▸ **Exercise prompt**
Whenever a line contains the string "source", copy it out of the entries.
--- Begin Exercise material ---
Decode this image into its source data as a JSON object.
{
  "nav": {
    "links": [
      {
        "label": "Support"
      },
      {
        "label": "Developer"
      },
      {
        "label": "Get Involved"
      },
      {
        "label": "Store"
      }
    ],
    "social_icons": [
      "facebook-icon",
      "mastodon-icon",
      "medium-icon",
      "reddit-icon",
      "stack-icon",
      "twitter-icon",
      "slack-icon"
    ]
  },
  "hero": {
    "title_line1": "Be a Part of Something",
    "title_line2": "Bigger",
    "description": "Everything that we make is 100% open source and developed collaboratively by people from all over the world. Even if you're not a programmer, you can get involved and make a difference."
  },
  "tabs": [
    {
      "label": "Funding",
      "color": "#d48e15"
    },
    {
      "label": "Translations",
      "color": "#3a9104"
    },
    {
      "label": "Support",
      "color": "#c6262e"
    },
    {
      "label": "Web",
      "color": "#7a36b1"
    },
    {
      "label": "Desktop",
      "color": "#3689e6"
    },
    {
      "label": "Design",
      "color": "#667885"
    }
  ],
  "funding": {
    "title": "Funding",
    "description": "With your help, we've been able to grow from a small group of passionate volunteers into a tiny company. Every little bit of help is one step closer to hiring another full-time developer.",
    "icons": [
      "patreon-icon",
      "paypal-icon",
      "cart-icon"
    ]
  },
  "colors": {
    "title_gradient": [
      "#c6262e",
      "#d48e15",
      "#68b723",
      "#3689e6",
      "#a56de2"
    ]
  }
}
--- End Exercise material ---
▸ **Written response**
Decode this image into its source data as a JSON object.
    "description": "Everything that we make is 100% open source and developed collaboratively by people from all over the world. Even if you're not a programmer, you can get involved and make a difference."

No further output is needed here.